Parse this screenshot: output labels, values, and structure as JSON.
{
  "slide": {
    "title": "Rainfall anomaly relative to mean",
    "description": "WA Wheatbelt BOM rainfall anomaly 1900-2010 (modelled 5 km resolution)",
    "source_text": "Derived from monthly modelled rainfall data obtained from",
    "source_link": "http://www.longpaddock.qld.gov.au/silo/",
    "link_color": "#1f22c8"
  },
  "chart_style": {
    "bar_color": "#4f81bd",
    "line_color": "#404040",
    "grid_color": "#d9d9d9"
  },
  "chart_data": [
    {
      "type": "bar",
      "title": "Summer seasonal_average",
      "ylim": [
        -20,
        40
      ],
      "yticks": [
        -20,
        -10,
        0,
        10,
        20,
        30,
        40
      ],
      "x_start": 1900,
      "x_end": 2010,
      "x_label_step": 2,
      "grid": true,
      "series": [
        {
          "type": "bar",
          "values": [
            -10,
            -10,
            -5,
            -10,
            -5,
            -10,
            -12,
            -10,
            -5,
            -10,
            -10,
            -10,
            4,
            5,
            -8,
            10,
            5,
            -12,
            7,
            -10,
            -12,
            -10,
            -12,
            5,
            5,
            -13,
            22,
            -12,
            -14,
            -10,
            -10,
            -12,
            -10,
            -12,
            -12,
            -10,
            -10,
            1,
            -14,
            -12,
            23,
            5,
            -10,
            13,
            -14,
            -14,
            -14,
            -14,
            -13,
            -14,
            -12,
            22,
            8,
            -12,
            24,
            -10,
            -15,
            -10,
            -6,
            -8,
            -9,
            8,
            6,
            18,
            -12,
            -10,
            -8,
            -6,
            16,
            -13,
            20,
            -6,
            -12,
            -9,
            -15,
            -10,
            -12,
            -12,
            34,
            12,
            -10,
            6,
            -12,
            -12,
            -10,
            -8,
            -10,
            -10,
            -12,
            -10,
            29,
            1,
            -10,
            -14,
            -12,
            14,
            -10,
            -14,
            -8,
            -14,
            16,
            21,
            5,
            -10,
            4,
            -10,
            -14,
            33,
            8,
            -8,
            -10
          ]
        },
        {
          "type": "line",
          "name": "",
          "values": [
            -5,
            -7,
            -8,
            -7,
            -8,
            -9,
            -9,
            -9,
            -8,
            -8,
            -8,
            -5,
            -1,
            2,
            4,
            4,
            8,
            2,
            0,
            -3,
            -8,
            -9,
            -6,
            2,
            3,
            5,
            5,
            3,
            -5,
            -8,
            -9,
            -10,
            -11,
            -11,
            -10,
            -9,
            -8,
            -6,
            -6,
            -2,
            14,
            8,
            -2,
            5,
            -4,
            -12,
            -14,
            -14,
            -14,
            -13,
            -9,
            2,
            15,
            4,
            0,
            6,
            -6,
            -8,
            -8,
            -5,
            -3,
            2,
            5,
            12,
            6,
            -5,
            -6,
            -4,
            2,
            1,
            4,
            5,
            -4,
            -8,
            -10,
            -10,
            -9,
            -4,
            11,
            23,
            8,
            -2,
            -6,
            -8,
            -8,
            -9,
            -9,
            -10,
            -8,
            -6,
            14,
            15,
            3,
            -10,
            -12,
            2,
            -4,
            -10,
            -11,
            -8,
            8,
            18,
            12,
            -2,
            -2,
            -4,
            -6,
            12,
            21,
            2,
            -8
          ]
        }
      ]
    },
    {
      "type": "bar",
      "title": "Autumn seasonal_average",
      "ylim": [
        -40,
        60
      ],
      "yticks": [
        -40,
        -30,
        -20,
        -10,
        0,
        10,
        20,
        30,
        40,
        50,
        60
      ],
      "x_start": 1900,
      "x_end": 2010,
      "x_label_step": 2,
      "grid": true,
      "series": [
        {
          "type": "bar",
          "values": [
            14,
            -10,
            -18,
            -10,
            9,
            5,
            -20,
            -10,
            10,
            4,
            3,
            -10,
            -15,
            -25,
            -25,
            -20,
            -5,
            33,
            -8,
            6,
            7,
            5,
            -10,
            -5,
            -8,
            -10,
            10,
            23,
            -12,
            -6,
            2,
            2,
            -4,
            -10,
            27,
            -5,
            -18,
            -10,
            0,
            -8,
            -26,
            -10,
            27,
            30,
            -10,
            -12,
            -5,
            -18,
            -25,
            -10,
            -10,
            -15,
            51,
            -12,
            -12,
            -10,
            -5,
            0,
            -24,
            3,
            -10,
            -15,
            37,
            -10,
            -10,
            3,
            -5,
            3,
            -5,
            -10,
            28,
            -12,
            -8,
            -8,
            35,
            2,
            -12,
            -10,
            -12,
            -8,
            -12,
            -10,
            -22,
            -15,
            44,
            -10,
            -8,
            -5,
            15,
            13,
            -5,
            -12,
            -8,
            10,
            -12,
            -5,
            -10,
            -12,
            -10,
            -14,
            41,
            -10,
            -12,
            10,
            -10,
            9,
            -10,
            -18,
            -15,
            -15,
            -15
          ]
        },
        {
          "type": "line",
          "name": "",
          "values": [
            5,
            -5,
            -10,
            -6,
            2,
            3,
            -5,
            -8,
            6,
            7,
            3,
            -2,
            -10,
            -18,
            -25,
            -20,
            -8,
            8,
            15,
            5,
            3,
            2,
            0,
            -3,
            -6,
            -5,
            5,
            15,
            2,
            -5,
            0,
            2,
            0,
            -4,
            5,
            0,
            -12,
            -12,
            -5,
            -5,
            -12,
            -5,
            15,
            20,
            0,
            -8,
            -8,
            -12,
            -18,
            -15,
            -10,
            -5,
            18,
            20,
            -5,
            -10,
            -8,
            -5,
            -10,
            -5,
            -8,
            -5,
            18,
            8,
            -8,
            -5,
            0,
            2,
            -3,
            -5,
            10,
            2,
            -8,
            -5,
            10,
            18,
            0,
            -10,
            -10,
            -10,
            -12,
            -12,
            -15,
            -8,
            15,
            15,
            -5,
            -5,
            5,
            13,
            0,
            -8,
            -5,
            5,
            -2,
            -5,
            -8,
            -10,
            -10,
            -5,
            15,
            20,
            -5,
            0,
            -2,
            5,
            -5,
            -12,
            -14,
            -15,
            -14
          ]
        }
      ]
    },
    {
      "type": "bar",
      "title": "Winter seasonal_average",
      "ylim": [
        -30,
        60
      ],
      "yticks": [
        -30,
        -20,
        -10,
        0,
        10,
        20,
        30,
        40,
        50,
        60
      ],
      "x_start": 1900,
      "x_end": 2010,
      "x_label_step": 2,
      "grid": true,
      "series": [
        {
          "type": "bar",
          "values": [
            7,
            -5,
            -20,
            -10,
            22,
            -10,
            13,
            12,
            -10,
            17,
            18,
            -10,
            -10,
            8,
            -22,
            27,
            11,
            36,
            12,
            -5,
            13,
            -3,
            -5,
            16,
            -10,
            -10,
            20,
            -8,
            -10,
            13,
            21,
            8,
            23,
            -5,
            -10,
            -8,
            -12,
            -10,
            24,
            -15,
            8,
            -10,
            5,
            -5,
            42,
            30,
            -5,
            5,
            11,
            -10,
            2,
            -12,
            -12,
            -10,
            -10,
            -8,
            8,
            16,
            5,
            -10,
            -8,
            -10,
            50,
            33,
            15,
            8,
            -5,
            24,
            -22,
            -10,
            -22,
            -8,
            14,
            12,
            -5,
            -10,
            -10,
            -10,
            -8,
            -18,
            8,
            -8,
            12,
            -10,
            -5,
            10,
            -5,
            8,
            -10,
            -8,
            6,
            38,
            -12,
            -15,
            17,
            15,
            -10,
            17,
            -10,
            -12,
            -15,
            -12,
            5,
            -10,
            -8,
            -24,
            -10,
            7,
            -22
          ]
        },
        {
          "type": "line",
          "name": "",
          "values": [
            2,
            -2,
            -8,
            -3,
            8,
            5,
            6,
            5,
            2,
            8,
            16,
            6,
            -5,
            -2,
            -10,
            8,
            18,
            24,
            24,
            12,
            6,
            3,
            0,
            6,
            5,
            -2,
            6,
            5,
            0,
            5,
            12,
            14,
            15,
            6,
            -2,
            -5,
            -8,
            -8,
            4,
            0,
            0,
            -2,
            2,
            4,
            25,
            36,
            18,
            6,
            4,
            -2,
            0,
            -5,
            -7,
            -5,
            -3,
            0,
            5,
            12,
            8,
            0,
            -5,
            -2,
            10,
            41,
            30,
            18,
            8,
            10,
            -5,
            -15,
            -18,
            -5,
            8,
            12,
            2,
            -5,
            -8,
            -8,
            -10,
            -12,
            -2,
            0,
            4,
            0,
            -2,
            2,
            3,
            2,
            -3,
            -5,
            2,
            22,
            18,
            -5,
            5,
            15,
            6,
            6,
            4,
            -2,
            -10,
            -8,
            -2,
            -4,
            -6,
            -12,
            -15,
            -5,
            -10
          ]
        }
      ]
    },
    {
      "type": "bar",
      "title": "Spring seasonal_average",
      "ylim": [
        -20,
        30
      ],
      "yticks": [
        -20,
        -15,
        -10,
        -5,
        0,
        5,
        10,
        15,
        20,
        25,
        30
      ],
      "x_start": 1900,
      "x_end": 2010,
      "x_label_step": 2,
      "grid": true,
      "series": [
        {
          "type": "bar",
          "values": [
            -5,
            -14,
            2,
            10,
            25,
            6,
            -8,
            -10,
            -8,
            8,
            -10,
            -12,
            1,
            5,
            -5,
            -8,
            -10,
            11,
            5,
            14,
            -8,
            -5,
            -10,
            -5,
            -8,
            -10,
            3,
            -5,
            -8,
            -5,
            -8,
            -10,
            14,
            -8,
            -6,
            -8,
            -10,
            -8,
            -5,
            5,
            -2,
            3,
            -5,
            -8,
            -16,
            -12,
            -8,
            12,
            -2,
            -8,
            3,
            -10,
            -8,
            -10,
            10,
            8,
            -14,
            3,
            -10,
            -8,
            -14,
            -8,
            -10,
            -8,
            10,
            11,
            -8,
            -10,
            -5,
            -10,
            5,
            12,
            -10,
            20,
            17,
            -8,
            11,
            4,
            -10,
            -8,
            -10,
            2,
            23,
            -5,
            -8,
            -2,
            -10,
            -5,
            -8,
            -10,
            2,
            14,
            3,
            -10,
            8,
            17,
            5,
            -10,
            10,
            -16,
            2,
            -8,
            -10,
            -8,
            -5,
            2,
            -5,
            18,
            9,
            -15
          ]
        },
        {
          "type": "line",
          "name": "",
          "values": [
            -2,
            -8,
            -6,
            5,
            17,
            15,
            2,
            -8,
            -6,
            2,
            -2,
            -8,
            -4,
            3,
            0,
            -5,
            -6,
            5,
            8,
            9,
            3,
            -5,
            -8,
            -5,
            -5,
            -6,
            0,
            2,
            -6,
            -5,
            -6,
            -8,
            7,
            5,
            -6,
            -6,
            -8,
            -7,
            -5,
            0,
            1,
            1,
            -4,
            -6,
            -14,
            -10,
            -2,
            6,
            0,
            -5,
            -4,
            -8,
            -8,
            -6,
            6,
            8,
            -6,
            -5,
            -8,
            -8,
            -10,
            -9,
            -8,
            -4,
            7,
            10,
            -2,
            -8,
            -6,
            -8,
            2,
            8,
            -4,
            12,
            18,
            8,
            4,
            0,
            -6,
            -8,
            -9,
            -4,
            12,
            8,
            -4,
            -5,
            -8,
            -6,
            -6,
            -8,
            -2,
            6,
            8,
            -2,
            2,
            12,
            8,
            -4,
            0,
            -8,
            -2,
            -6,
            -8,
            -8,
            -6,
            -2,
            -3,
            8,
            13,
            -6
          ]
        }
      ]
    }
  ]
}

**Direction:**
Which lines of the material contain the string "modelled"? List each of them.

**Full response:**
    "description": "WA Wheatbelt BOM rainfall anomaly 1900-2010 (modelled 5 km resolution)",
    "source_text": "Derived from monthly modelled rainfall data obtained from",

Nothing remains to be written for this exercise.